STATED EXERCISE
Update the items below by replacing every "district-link" with "subdistrict-link", leaving everything else unchanged.
⁂
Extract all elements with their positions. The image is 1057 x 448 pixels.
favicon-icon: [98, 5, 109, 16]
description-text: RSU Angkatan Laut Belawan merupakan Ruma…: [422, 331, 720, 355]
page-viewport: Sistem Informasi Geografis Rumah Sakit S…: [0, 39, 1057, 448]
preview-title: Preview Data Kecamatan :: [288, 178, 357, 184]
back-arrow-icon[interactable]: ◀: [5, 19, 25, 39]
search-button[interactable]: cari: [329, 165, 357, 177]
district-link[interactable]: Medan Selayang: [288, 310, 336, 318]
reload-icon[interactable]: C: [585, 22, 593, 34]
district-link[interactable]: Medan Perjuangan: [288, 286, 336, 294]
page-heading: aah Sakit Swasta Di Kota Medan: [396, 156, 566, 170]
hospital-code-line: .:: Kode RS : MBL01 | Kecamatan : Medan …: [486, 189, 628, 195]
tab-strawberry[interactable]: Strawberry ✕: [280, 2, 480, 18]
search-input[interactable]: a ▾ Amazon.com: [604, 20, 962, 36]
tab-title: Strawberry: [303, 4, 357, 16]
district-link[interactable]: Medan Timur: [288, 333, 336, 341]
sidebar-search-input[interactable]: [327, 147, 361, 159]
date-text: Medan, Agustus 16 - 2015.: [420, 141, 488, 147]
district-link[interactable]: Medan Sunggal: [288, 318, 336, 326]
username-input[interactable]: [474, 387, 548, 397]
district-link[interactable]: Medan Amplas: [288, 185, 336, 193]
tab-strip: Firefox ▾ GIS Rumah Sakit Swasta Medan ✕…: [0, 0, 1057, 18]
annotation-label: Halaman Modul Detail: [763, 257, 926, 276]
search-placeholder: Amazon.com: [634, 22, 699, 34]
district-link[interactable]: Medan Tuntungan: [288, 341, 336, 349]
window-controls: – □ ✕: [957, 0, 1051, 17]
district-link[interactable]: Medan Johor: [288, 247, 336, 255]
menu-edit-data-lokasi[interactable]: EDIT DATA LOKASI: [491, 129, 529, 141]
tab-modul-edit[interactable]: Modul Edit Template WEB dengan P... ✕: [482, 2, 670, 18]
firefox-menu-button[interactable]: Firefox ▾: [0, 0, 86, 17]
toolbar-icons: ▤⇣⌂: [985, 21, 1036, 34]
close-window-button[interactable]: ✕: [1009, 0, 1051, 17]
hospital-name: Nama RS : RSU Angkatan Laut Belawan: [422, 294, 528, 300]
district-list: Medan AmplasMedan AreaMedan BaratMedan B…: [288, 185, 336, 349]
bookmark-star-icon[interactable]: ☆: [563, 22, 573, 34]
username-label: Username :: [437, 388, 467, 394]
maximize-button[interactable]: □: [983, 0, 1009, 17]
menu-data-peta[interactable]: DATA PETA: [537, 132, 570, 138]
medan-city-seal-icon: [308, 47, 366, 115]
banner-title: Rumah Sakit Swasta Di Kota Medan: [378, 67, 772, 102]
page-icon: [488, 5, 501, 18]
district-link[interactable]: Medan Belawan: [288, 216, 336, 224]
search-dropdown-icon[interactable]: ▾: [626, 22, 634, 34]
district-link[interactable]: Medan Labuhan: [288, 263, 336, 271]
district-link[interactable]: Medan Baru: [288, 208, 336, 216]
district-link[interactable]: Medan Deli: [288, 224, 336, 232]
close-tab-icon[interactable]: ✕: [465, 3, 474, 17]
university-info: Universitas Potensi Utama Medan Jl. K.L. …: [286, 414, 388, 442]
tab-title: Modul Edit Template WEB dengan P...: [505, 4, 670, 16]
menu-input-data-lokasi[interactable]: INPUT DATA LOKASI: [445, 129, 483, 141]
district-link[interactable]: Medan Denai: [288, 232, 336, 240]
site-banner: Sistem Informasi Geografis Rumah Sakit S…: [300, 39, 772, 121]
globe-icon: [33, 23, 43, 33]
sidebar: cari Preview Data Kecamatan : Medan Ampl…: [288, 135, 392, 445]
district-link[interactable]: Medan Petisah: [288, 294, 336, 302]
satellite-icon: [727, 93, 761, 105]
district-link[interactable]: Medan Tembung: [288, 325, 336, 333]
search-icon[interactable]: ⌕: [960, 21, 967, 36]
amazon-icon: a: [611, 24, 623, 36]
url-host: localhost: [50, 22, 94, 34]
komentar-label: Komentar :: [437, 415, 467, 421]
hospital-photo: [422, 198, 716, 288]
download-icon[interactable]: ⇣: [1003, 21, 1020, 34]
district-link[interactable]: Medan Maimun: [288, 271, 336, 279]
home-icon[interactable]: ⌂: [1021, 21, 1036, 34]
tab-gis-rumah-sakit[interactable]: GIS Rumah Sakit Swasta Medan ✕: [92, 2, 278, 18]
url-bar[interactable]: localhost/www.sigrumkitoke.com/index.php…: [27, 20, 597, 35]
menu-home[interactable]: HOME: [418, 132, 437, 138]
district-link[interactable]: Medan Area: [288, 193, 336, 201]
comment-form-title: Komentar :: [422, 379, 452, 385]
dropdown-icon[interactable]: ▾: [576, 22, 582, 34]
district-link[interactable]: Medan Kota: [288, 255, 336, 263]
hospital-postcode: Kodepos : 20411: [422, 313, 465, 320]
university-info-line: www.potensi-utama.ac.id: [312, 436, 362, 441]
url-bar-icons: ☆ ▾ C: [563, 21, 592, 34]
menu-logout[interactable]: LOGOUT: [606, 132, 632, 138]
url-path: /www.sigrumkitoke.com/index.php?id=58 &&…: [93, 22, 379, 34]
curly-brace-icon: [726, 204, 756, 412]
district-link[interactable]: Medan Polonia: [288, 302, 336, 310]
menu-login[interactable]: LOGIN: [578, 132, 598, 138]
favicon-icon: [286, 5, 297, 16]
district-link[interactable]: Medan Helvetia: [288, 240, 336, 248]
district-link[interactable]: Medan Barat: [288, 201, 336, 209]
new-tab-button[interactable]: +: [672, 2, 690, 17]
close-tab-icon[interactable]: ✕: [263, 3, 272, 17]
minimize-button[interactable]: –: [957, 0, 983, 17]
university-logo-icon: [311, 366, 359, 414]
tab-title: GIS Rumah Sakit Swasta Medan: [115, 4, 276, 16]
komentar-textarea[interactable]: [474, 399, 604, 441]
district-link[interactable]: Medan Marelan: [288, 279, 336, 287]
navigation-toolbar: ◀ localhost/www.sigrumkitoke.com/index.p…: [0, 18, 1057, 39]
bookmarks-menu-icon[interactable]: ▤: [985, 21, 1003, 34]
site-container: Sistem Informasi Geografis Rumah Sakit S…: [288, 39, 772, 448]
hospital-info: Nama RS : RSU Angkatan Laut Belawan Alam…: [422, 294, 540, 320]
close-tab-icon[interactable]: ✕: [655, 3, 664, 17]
⁂
TASK RESPONSE
Extract all elements with their positions. The image is 1057 x 448 pixels.
favicon-icon: [98, 5, 109, 16]
description-text: RSU Angkatan Laut Belawan merupakan Ruma…: [422, 331, 720, 355]
page-viewport: Sistem Informasi Geografis Rumah Sakit S…: [0, 39, 1057, 448]
preview-title: Preview Data Kecamatan :: [288, 178, 357, 184]
back-arrow-icon[interactable]: ◀: [5, 19, 25, 39]
search-button[interactable]: cari: [329, 165, 357, 177]
subdistrict-link[interactable]: Medan Selayang: [288, 310, 336, 318]
reload-icon[interactable]: C: [585, 22, 593, 34]
subdistrict-link[interactable]: Medan Perjuangan: [288, 286, 336, 294]
page-heading: aah Sakit Swasta Di Kota Medan: [396, 156, 566, 170]
hospital-code-line: .:: Kode RS : MBL01 | Kecamatan : Medan …: [486, 189, 628, 195]
tab-strawberry[interactable]: Strawberry ✕: [280, 2, 480, 18]
search-input[interactable]: a ▾ Amazon.com: [604, 20, 962, 36]
tab-title: Strawberry: [303, 4, 357, 16]
subdistrict-link[interactable]: Medan Timur: [288, 333, 336, 341]
sidebar-search-input[interactable]: [327, 147, 361, 159]
date-text: Medan, Agustus 16 - 2015.: [420, 141, 488, 147]
subdistrict-link[interactable]: Medan Sunggal: [288, 318, 336, 326]
username-input[interactable]: [474, 387, 548, 397]
subdistrict-link[interactable]: Medan Amplas: [288, 185, 336, 193]
tab-strip: Firefox ▾ GIS Rumah Sakit Swasta Medan ✕…: [0, 0, 1057, 18]
annotation-label: Halaman Modul Detail: [763, 257, 926, 276]
search-placeholder: Amazon.com: [634, 22, 699, 34]
subdistrict-link[interactable]: Medan Tuntungan: [288, 341, 336, 349]
window-controls: – □ ✕: [957, 0, 1051, 17]
subdistrict-link[interactable]: Medan Johor: [288, 247, 336, 255]
menu-edit-data-lokasi[interactable]: EDIT DATA LOKASI: [491, 129, 529, 141]
tab-modul-edit[interactable]: Modul Edit Template WEB dengan P... ✕: [482, 2, 670, 18]
firefox-menu-button[interactable]: Firefox ▾: [0, 0, 86, 17]
toolbar-icons: ▤⇣⌂: [985, 21, 1036, 34]
close-window-button[interactable]: ✕: [1009, 0, 1051, 17]
hospital-name: Nama RS : RSU Angkatan Laut Belawan: [422, 294, 528, 300]
district-list: Medan AmplasMedan AreaMedan BaratMedan B…: [288, 185, 336, 349]
bookmark-star-icon[interactable]: ☆: [563, 22, 573, 34]
username-label: Username :: [437, 388, 467, 394]
maximize-button[interactable]: □: [983, 0, 1009, 17]
menu-data-peta[interactable]: DATA PETA: [537, 132, 570, 138]
medan-city-seal-icon: [308, 47, 366, 115]
banner-title: Rumah Sakit Swasta Di Kota Medan: [378, 67, 772, 102]
page-icon: [488, 5, 501, 18]
subdistrict-link[interactable]: Medan Belawan: [288, 216, 336, 224]
search-dropdown-icon[interactable]: ▾: [626, 22, 634, 34]
subdistrict-link[interactable]: Medan Labuhan: [288, 263, 336, 271]
subdistrict-link[interactable]: Medan Baru: [288, 208, 336, 216]
subdistrict-link[interactable]: Medan Deli: [288, 224, 336, 232]
close-tab-icon[interactable]: ✕: [465, 3, 474, 17]
university-info: Universitas Potensi Utama Medan Jl. K.L. …: [286, 414, 388, 442]
tab-title: Modul Edit Template WEB dengan P...: [505, 4, 670, 16]
menu-input-data-lokasi[interactable]: INPUT DATA LOKASI: [445, 129, 483, 141]
subdistrict-link[interactable]: Medan Denai: [288, 232, 336, 240]
site-banner: Sistem Informasi Geografis Rumah Sakit S…: [300, 39, 772, 121]
globe-icon: [33, 23, 43, 33]
sidebar: cari Preview Data Kecamatan : Medan Ampl…: [288, 135, 392, 445]
subdistrict-link[interactable]: Medan Petisah: [288, 294, 336, 302]
satellite-icon: [727, 93, 761, 105]
subdistrict-link[interactable]: Medan Tembung: [288, 325, 336, 333]
search-icon[interactable]: ⌕: [960, 21, 967, 36]
amazon-icon: a: [611, 24, 623, 36]
url-host: localhost: [50, 22, 94, 34]
komentar-label: Komentar :: [437, 415, 467, 421]
hospital-photo: [422, 198, 716, 288]
download-icon[interactable]: ⇣: [1003, 21, 1020, 34]
subdistrict-link[interactable]: Medan Maimun: [288, 271, 336, 279]
home-icon[interactable]: ⌂: [1021, 21, 1036, 34]
tab-gis-rumah-sakit[interactable]: GIS Rumah Sakit Swasta Medan ✕: [92, 2, 278, 18]
url-bar[interactable]: localhost/www.sigrumkitoke.com/index.php…: [27, 20, 597, 35]
menu-home[interactable]: HOME: [418, 132, 437, 138]
subdistrict-link[interactable]: Medan Area: [288, 193, 336, 201]
comment-form-title: Komentar :: [422, 379, 452, 385]
dropdown-icon[interactable]: ▾: [576, 22, 582, 34]
subdistrict-link[interactable]: Medan Kota: [288, 255, 336, 263]
hospital-postcode: Kodepos : 20411: [422, 313, 465, 320]
university-info-line: www.potensi-utama.ac.id: [312, 436, 362, 441]
url-bar-icons: ☆ ▾ C: [563, 21, 592, 34]
menu-logout[interactable]: LOGOUT: [606, 132, 632, 138]
url-path: /www.sigrumkitoke.com/index.php?id=58 &&…: [93, 22, 379, 34]
curly-brace-icon: [726, 204, 756, 412]
subdistrict-link[interactable]: Medan Polonia: [288, 302, 336, 310]
menu-login[interactable]: LOGIN: [578, 132, 598, 138]
favicon-icon: [286, 5, 297, 16]
subdistrict-link[interactable]: Medan Helvetia: [288, 240, 336, 248]
subdistrict-link[interactable]: Medan Barat: [288, 201, 336, 209]
new-tab-button[interactable]: +: [672, 2, 690, 17]
close-tab-icon[interactable]: ✕: [263, 3, 272, 17]
minimize-button[interactable]: –: [957, 0, 983, 17]
university-logo-icon: [311, 366, 359, 414]
tab-title: GIS Rumah Sakit Swasta Medan: [115, 4, 276, 16]
komentar-textarea[interactable]: [474, 399, 604, 441]
subdistrict-link[interactable]: Medan Marelan: [288, 279, 336, 287]
navigation-toolbar: ◀ localhost/www.sigrumkitoke.com/index.p…: [0, 18, 1057, 39]
bookmarks-menu-icon[interactable]: ▤: [985, 21, 1003, 34]
site-container: Sistem Informasi Geografis Rumah Sakit S…: [288, 39, 772, 448]
hospital-info: Nama RS : RSU Angkatan Laut Belawan Alam…: [422, 294, 540, 320]
close-tab-icon[interactable]: ✕: [655, 3, 664, 17]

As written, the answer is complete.